Challenge:
Which lines in the material below contain the word "from"? Copy each of them.

^^^^

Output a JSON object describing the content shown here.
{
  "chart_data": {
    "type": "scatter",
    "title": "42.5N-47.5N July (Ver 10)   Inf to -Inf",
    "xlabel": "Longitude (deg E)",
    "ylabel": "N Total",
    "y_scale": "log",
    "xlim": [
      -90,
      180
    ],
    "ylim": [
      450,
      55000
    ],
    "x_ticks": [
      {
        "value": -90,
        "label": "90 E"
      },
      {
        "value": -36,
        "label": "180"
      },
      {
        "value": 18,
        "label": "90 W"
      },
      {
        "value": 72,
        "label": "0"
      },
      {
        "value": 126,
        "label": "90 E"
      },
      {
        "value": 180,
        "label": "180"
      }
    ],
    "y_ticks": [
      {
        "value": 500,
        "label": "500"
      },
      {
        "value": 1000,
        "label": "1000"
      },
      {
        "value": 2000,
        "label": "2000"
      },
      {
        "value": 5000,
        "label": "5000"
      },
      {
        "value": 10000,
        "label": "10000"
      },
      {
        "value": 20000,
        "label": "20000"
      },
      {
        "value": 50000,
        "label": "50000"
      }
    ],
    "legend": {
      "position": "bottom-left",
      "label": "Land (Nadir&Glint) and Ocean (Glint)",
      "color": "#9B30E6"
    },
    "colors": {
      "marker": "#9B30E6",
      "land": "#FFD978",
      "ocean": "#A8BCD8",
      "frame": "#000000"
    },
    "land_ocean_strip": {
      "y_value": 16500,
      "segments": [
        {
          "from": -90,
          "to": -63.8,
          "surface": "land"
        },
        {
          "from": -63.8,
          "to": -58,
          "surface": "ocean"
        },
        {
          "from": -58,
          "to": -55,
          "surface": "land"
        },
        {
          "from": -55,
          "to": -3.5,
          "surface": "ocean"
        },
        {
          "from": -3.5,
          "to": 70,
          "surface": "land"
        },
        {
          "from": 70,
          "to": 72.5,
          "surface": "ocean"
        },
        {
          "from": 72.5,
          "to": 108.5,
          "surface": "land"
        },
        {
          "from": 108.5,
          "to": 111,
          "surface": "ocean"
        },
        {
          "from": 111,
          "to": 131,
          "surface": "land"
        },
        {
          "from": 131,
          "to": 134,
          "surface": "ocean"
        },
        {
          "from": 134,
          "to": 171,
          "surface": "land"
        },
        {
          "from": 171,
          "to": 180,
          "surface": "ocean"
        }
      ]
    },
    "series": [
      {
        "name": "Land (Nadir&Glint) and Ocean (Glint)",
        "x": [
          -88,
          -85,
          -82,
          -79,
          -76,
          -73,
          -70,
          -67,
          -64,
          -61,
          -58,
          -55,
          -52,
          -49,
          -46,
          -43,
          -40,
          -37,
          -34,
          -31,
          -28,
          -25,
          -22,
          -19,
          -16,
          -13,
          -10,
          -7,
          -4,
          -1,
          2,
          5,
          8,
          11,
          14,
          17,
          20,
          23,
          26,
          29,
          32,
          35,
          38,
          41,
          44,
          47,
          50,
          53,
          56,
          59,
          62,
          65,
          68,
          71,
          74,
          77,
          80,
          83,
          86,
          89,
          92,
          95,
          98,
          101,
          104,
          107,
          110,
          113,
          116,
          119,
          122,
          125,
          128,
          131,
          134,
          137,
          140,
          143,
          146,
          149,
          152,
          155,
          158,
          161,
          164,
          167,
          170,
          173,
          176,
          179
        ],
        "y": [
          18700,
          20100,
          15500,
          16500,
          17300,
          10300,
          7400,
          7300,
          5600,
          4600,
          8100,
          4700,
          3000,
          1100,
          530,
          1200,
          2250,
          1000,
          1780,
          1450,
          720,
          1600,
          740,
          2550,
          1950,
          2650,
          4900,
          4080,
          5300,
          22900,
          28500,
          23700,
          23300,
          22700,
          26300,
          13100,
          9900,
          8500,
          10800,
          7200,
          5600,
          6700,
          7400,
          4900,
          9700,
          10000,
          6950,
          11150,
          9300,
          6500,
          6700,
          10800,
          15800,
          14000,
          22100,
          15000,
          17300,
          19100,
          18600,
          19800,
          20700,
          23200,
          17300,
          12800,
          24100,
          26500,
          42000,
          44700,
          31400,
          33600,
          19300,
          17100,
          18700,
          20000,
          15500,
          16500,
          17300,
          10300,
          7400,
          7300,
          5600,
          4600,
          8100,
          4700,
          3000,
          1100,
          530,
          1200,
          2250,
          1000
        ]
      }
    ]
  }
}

^^^^

Solution to this task:
          "from": -90,
          "from": -63.8,
          "from": -58,
          "from": -55,
          "from": -3.5,
          "from": 70,
          "from": 72.5,
          "from": 108.5,
          "from": 111,
          "from": 131,
          "from": 134,
          "from": 171,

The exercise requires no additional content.